--- start of RECORDS SHOWN ---
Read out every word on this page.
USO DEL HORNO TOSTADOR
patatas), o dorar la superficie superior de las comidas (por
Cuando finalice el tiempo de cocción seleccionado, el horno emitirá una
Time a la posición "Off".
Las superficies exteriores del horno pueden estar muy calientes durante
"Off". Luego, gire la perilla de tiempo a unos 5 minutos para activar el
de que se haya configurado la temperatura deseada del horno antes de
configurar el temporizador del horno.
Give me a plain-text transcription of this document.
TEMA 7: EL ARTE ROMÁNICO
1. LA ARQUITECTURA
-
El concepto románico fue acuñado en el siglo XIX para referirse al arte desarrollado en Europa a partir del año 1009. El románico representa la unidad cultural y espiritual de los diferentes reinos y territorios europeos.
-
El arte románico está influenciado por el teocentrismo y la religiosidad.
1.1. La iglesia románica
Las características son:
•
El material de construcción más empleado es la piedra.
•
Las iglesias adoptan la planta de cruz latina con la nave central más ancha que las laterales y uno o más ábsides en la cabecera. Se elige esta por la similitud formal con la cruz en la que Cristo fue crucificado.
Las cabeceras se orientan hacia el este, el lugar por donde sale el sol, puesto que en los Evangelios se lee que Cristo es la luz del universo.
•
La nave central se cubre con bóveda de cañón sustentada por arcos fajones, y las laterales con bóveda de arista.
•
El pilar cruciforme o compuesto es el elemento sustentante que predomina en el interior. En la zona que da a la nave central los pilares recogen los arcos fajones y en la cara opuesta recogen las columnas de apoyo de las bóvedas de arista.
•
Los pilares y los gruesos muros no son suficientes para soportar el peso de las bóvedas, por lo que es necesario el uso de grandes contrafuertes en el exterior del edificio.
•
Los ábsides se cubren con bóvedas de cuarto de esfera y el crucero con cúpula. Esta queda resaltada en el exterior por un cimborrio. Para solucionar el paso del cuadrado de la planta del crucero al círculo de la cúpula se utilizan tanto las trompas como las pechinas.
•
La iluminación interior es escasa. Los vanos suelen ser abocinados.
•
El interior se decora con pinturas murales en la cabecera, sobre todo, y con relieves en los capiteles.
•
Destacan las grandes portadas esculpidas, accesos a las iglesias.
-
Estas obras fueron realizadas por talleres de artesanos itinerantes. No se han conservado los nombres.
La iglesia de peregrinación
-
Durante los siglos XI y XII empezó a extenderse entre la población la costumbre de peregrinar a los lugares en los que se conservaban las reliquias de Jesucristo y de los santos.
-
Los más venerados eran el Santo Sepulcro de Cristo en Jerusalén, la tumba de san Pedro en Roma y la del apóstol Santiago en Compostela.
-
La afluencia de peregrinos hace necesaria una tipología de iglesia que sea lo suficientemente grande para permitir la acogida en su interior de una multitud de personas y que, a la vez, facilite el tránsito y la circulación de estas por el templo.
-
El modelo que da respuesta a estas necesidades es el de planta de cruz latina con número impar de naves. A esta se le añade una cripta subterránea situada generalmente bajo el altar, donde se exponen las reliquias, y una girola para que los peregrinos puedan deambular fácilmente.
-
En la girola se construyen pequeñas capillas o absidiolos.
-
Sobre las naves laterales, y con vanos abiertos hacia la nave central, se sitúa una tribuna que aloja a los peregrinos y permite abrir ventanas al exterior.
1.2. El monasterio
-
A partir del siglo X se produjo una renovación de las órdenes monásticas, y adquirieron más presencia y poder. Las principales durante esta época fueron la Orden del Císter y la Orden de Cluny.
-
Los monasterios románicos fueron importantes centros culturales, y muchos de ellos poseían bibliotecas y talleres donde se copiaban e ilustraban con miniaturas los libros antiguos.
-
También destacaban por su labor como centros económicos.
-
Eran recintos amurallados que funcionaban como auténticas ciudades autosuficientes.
--- end of RECORDS SHOWN ---
GOAL OF THE EXERCISE: Report how many lines of the records above contain the word "fajones", and give only that number.

OUTPUT BELOW: 2